• **THE INPUT**
------------------------------------------------
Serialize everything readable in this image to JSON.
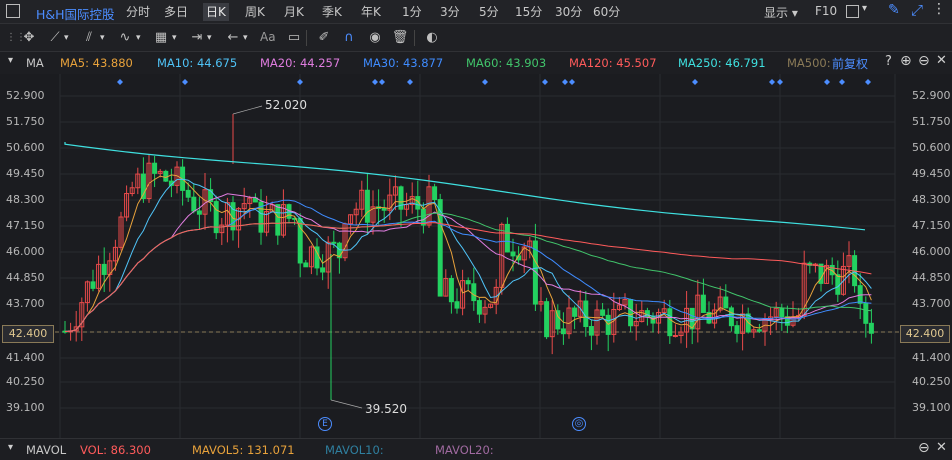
{
  "app": {
    "stock_name": "H&H国际控股",
    "period_tabs": [
      "分时",
      "多日",
      "日K",
      "周K",
      "月K",
      "季K",
      "年K",
      "1分",
      "3分",
      "5分",
      "15分",
      "30分",
      "60分"
    ],
    "active_tab": "日K",
    "display_label": "显示",
    "f10_label": "F10"
  },
  "toolbar": {
    "text_tool_label": "Aa"
  },
  "ma_bar": {
    "title": "MA",
    "items": [
      {
        "label": "MA5: 43.880",
        "color": "#e8a23b"
      },
      {
        "label": "MA10: 44.675",
        "color": "#4fc3f7"
      },
      {
        "label": "MA20: 44.257",
        "color": "#e07de0"
      },
      {
        "label": "MA30: 43.877",
        "color": "#3f8cff"
      },
      {
        "label": "MA60: 43.903",
        "color": "#41c46b"
      },
      {
        "label": "MA120: 45.507",
        "color": "#ff5b5b"
      },
      {
        "label": "MA250: 46.791",
        "color": "#3fe0e0"
      },
      {
        "label": "MA500:",
        "color": "#8a7a57"
      }
    ],
    "adjust_label": "前复权"
  },
  "chart": {
    "y_ticks": [
      "52.900",
      "51.750",
      "50.600",
      "49.450",
      "48.300",
      "47.150",
      "46.000",
      "44.850",
      "43.700",
      "42.400",
      "41.400",
      "40.250",
      "39.100"
    ],
    "current_price": "42.400",
    "high_label": "52.020",
    "low_label": "39.520",
    "event_markers": [
      "E",
      "◎"
    ],
    "colors": {
      "up": "#e94a4a",
      "down": "#23d160",
      "bg": "#1b1c20",
      "grid": "#2a2b30"
    }
  },
  "vol_bar": {
    "title": "MAVOL",
    "items": [
      {
        "label": "VOL: 86.300",
        "color": "#ff5b5b"
      },
      {
        "label": "MAVOL5: 131.071",
        "color": "#e8a23b"
      },
      {
        "label": "MAVOL10:",
        "color": "#2f7f9f"
      },
      {
        "label": "MAVOL20:",
        "color": "#a06aa0"
      }
    ]
  }
}
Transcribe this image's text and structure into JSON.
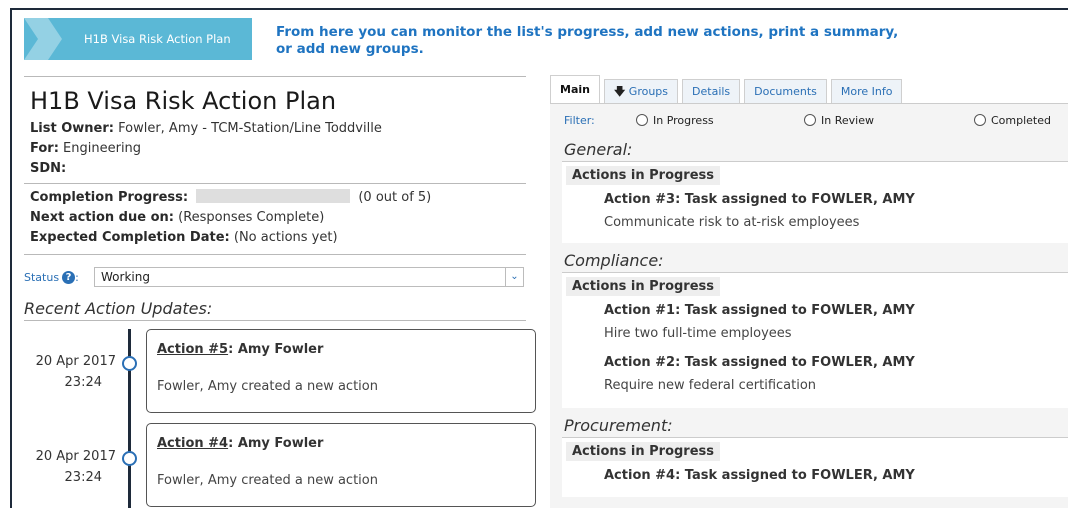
{
  "header": {
    "crumb_label": "H1B Visa Risk Action Plan",
    "message": "From here you can monitor the list's progress, add new actions, print a summary, or add new groups."
  },
  "plan": {
    "title": "H1B Visa Risk Action Plan",
    "owner_label": "List Owner:",
    "owner_value": "Fowler, Amy - TCM-Station/Line Toddville",
    "for_label": "For:",
    "for_value": "Engineering",
    "sdn_label": "SDN:",
    "sdn_value": "",
    "progress_label": "Completion Progress:",
    "progress_text": "(0 out of 5)",
    "progress_fraction": 0,
    "next_label": "Next action due on:",
    "next_value": "(Responses Complete)",
    "expected_label": "Expected Completion Date:",
    "expected_value": "(No actions yet)"
  },
  "status": {
    "label": "Status",
    "help_glyph": "?",
    "value": "Working",
    "arrow_glyph": "⌄"
  },
  "recent": {
    "heading": "Recent Action Updates:",
    "items": [
      {
        "date": "20 Apr 2017",
        "time": "23:24",
        "link": "Action #5",
        "author": ": Amy Fowler",
        "body": "Fowler, Amy created a new action"
      },
      {
        "date": "20 Apr 2017",
        "time": "23:24",
        "link": "Action #4",
        "author": ": Amy Fowler",
        "body": "Fowler, Amy created a new action"
      }
    ]
  },
  "tabs": [
    {
      "label": "Main",
      "active": true
    },
    {
      "label": "Groups",
      "icon": "down-arrow-icon"
    },
    {
      "label": "Details"
    },
    {
      "label": "Documents"
    },
    {
      "label": "More Info"
    }
  ],
  "filter": {
    "label": "Filter:",
    "options": [
      "In Progress",
      "In Review",
      "Completed"
    ]
  },
  "groups": [
    {
      "name": "General:",
      "subheading": "Actions in Progress",
      "actions": [
        {
          "title": "Action #3: Task assigned to FOWLER, AMY",
          "desc": "Communicate risk to at-risk employees"
        }
      ]
    },
    {
      "name": "Compliance:",
      "subheading": "Actions in Progress",
      "actions": [
        {
          "title": "Action #1: Task assigned to FOWLER, AMY",
          "desc": "Hire two full-time employees"
        },
        {
          "title": "Action #2: Task assigned to FOWLER, AMY",
          "desc": "Require new federal certification"
        }
      ]
    },
    {
      "name": "Procurement:",
      "subheading": "Actions in Progress",
      "actions": [
        {
          "title": "Action #4: Task assigned to FOWLER, AMY",
          "desc": ""
        }
      ]
    }
  ],
  "colors": {
    "crumb": "#5bb8d6",
    "accent": "#1f74c1",
    "frame": "#1e2a3a"
  }
}
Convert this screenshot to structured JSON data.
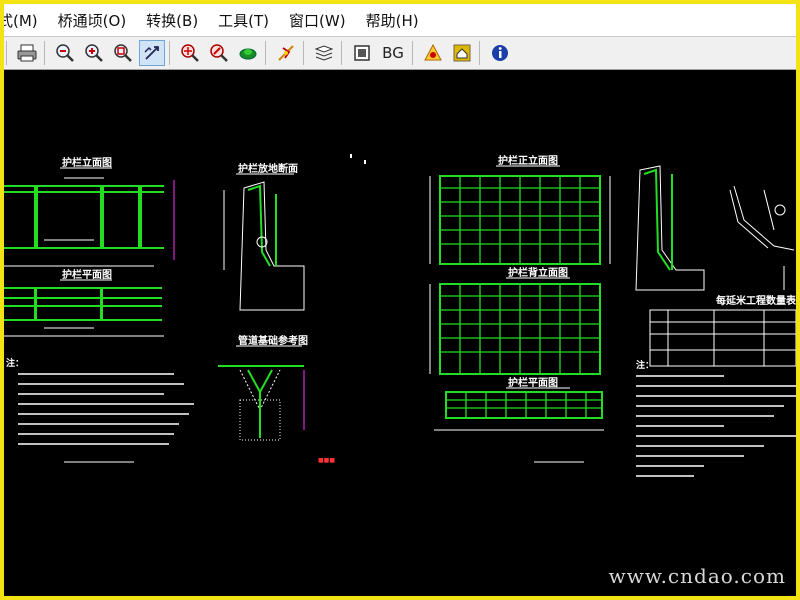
{
  "menu": {
    "items": [
      "式(M)",
      "桥通顷(O)",
      "转换(B)",
      "工具(T)",
      "窗口(W)",
      "帮助(H)"
    ]
  },
  "toolbar": {
    "buttons": [
      {
        "name": "print-icon"
      },
      {
        "name": "zoom-out-icon"
      },
      {
        "name": "zoom-in-icon"
      },
      {
        "name": "zoom-window-icon"
      },
      {
        "name": "pan-icon",
        "active": true
      },
      {
        "name": "zoom-realtime-icon"
      },
      {
        "name": "zoom-extents-icon"
      },
      {
        "name": "view-3d-icon"
      },
      {
        "name": "measure-icon"
      },
      {
        "name": "layers-icon"
      },
      {
        "name": "layout-icon"
      },
      {
        "name": "home-icon"
      },
      {
        "name": "info-icon"
      }
    ],
    "bg_label": "BG"
  },
  "drawing": {
    "titles": {
      "t1": "护栏立面图",
      "t2": "护栏平面图",
      "t3": "护栏放地断面",
      "t4": "管道基础参考图",
      "t5": "护栏正立面图",
      "t6": "护栏背立面图",
      "t7": "护栏平面图",
      "t8": "每延米工程数量表"
    },
    "notes_label": "注："
  },
  "watermark": "www.cndao.com",
  "colors": {
    "frame": "#f5e214",
    "canvas": "#000000",
    "cad_green": "#22dd22",
    "cad_white": "#ffffff",
    "cad_magenta": "#ff33ff"
  }
}
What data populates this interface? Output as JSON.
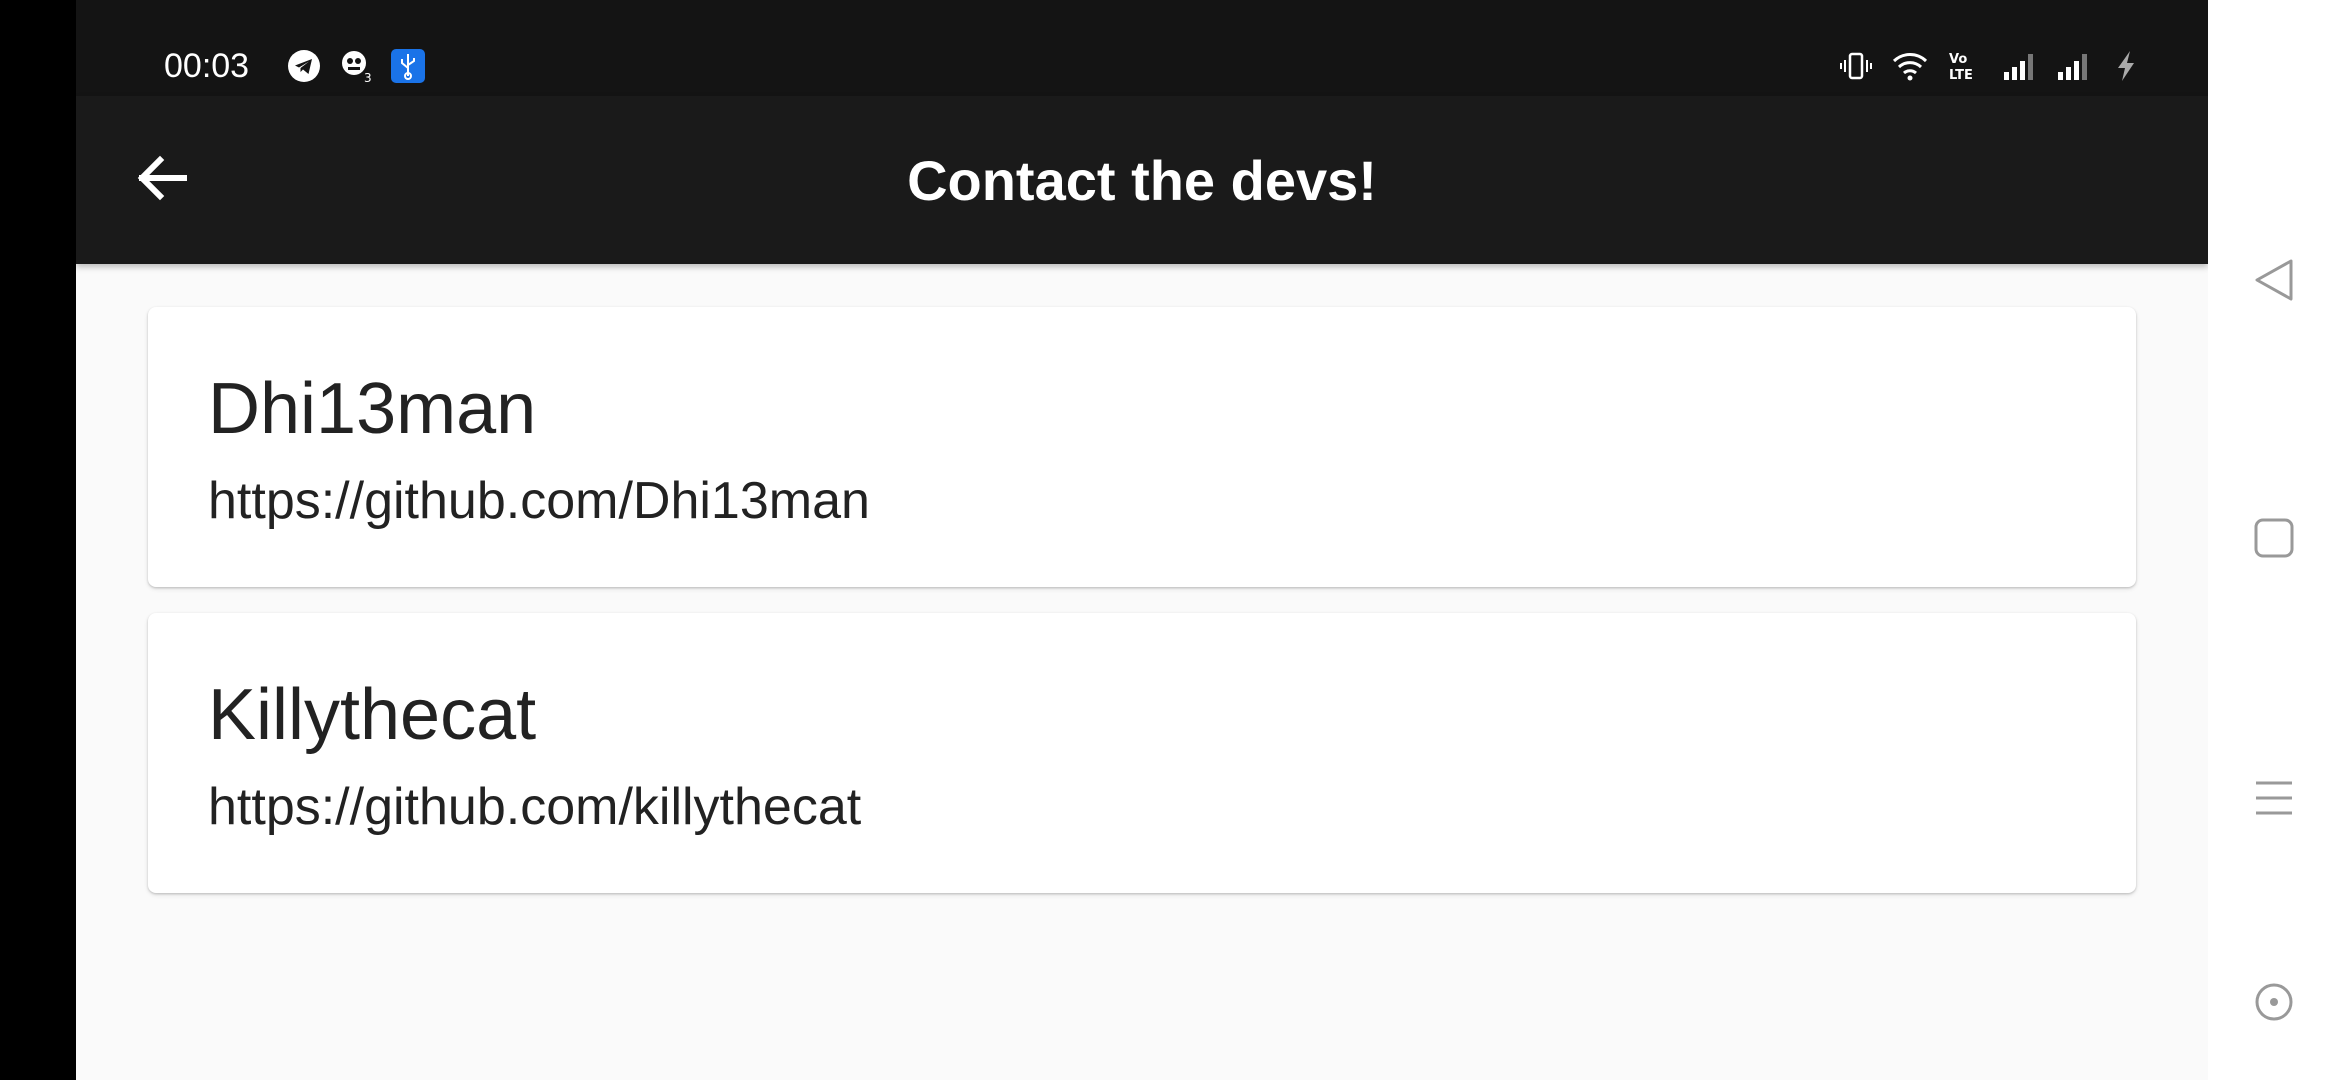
{
  "status_bar": {
    "time": "00:03",
    "left_icons": [
      "telegram-icon",
      "notification-badge-icon",
      "usb-icon"
    ],
    "right_icons": [
      "vibrate-icon",
      "wifi-icon",
      "volte-icon",
      "signal-icon-1",
      "signal-icon-2",
      "charging-icon"
    ],
    "volte_label": "Vo\nLTE"
  },
  "app_bar": {
    "title": "Contact the devs!",
    "back_icon": "arrow-back-icon"
  },
  "contacts": [
    {
      "name": "Dhi13man",
      "url": "https://github.com/Dhi13man"
    },
    {
      "name": "Killythecat",
      "url": "https://github.com/killythecat"
    }
  ],
  "nav_bar": {
    "icons": [
      "nav-back-icon",
      "nav-home-icon",
      "nav-recents-icon",
      "assist-icon"
    ]
  },
  "colors": {
    "app_bar": "#1a1a1a",
    "status_bar": "#141414",
    "background": "#fafafa",
    "card": "#ffffff",
    "text": "#222222"
  }
}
------------------------------------------------
Reproduce the whole listing above word for word, but not its pictures.

Serialize everything readable in this image to JSON.
{
  "app": {
    "stock_name": "H&H国际控股",
    "period_tabs": [
      "分时",
      "多日",
      "日K",
      "周K",
      "月K",
      "季K",
      "年K",
      "1分",
      "3分",
      "5分",
      "15分",
      "30分",
      "60分"
    ],
    "active_tab": "日K",
    "display_label": "显示",
    "f10_label": "F10"
  },
  "toolbar": {
    "text_tool_label": "Aa"
  },
  "ma_bar": {
    "title": "MA",
    "items": [
      {
        "label": "MA5: 43.880",
        "color": "#e8a23b"
      },
      {
        "label": "MA10: 44.675",
        "color": "#4fc3f7"
      },
      {
        "label": "MA20: 44.257",
        "color": "#e07de0"
      },
      {
        "label": "MA30: 43.877",
        "color": "#3f8cff"
      },
      {
        "label": "MA60: 43.903",
        "color": "#41c46b"
      },
      {
        "label": "MA120: 45.507",
        "color": "#ff5b5b"
      },
      {
        "label": "MA250: 46.791",
        "color": "#3fe0e0"
      },
      {
        "label": "MA500:",
        "color": "#8a7a57"
      }
    ],
    "adjust_label": "前复权"
  },
  "chart": {
    "y_ticks": [
      "52.900",
      "51.750",
      "50.600",
      "49.450",
      "48.300",
      "47.150",
      "46.000",
      "44.850",
      "43.700",
      "42.400",
      "41.400",
      "40.250",
      "39.100"
    ],
    "current_price": "42.400",
    "high_label": "52.020",
    "low_label": "39.520",
    "event_markers": [
      "E",
      "◎"
    ],
    "colors": {
      "up": "#e94a4a",
      "down": "#23d160",
      "bg": "#1b1c20",
      "grid": "#2a2b30"
    }
  },
  "vol_bar": {
    "title": "MAVOL",
    "items": [
      {
        "label": "VOL: 86.300",
        "color": "#ff5b5b"
      },
      {
        "label": "MAVOL5: 131.071",
        "color": "#e8a23b"
      },
      {
        "label": "MAVOL10:",
        "color": "#2f7f9f"
      },
      {
        "label": "MAVOL20:",
        "color": "#a06aa0"
      }
    ]
  }
}
Transcribe this image's text and structure into JSON.
{
  "header": {
    "crumb_label": "H1B Visa Risk Action Plan",
    "message": "From here you can monitor the list's progress, add new actions, print a summary, or add new groups."
  },
  "plan": {
    "title": "H1B Visa Risk Action Plan",
    "owner_label": "List Owner:",
    "owner_value": "Fowler, Amy - TCM-Station/Line Toddville",
    "for_label": "For:",
    "for_value": "Engineering",
    "sdn_label": "SDN:",
    "sdn_value": "",
    "progress_label": "Completion Progress:",
    "progress_text": "(0 out of 5)",
    "progress_fraction": 0,
    "next_label": "Next action due on:",
    "next_value": "(Responses Complete)",
    "expected_label": "Expected Completion Date:",
    "expected_value": "(No actions yet)"
  },
  "status": {
    "label": "Status",
    "help_glyph": "?",
    "value": "Working",
    "arrow_glyph": "⌄"
  },
  "recent": {
    "heading": "Recent Action Updates:",
    "items": [
      {
        "date": "20 Apr 2017",
        "time": "23:24",
        "link": "Action #5",
        "author": ": Amy Fowler",
        "body": "Fowler, Amy created a new action"
      },
      {
        "date": "20 Apr 2017",
        "time": "23:24",
        "link": "Action #4",
        "author": ": Amy Fowler",
        "body": "Fowler, Amy created a new action"
      }
    ]
  },
  "tabs": [
    {
      "label": "Main",
      "active": true
    },
    {
      "label": "Groups",
      "icon": "down-arrow-icon"
    },
    {
      "label": "Details"
    },
    {
      "label": "Documents"
    },
    {
      "label": "More Info"
    }
  ],
  "filter": {
    "label": "Filter:",
    "options": [
      "In Progress",
      "In Review",
      "Completed"
    ]
  },
  "groups": [
    {
      "name": "General:",
      "subheading": "Actions in Progress",
      "actions": [
        {
          "title": "Action #3: Task assigned to FOWLER, AMY",
          "desc": "Communicate risk to at-risk employees"
        }
      ]
    },
    {
      "name": "Compliance:",
      "subheading": "Actions in Progress",
      "actions": [
        {
          "title": "Action #1: Task assigned to FOWLER, AMY",
          "desc": "Hire two full-time employees"
        },
        {
          "title": "Action #2: Task assigned to FOWLER, AMY",
          "desc": "Require new federal certification"
        }
      ]
    },
    {
      "name": "Procurement:",
      "subheading": "Actions in Progress",
      "actions": [
        {
          "title": "Action #4: Task assigned to FOWLER, AMY",
          "desc": ""
        }
      ]
    }
  ],
  "colors": {
    "crumb": "#5bb8d6",
    "accent": "#1f74c1",
    "frame": "#1e2a3a"
  }
}
Convert this screenshot to structured JSON data.
{
  "menu": {
    "items": [
      "式(M)",
      "桥通顷(O)",
      "转换(B)",
      "工具(T)",
      "窗口(W)",
      "帮助(H)"
    ]
  },
  "toolbar": {
    "buttons": [
      {
        "name": "print-icon"
      },
      {
        "name": "zoom-out-icon"
      },
      {
        "name": "zoom-in-icon"
      },
      {
        "name": "zoom-window-icon"
      },
      {
        "name": "pan-icon",
        "active": true
      },
      {
        "name": "zoom-realtime-icon"
      },
      {
        "name": "zoom-extents-icon"
      },
      {
        "name": "view-3d-icon"
      },
      {
        "name": "measure-icon"
      },
      {
        "name": "layers-icon"
      },
      {
        "name": "layout-icon"
      },
      {
        "name": "home-icon"
      },
      {
        "name": "info-icon"
      }
    ],
    "bg_label": "BG"
  },
  "drawing": {
    "titles": {
      "t1": "护栏立面图",
      "t2": "护栏平面图",
      "t3": "护栏放地断面",
      "t4": "管道基础参考图",
      "t5": "护栏正立面图",
      "t6": "护栏背立面图",
      "t7": "护栏平面图",
      "t8": "每延米工程数量表"
    },
    "notes_label": "注："
  },
  "watermark": "www.cndao.com",
  "colors": {
    "frame": "#f5e214",
    "canvas": "#000000",
    "cad_green": "#22dd22",
    "cad_white": "#ffffff",
    "cad_magenta": "#ff33ff"
  }
}
What data populates this interface? Output as JSON.
{
  "status_bar": {
    "time": "00:03",
    "left_icons": [
      "telegram-icon",
      "notification-badge-icon",
      "usb-icon"
    ],
    "right_icons": [
      "vibrate-icon",
      "wifi-icon",
      "volte-icon",
      "signal-icon-1",
      "signal-icon-2",
      "charging-icon"
    ],
    "volte_label": "Vo\nLTE"
  },
  "app_bar": {
    "title": "Contact the devs!",
    "back_icon": "arrow-back-icon"
  },
  "contacts": [
    {
      "name": "Dhi13man",
      "url": "https://github.com/Dhi13man"
    },
    {
      "name": "Killythecat",
      "url": "https://github.com/killythecat"
    }
  ],
  "nav_bar": {
    "icons": [
      "nav-back-icon",
      "nav-home-icon",
      "nav-recents-icon",
      "assist-icon"
    ]
  },
  "colors": {
    "app_bar": "#1a1a1a",
    "status_bar": "#141414",
    "background": "#fafafa",
    "card": "#ffffff",
    "text": "#222222"
  }
}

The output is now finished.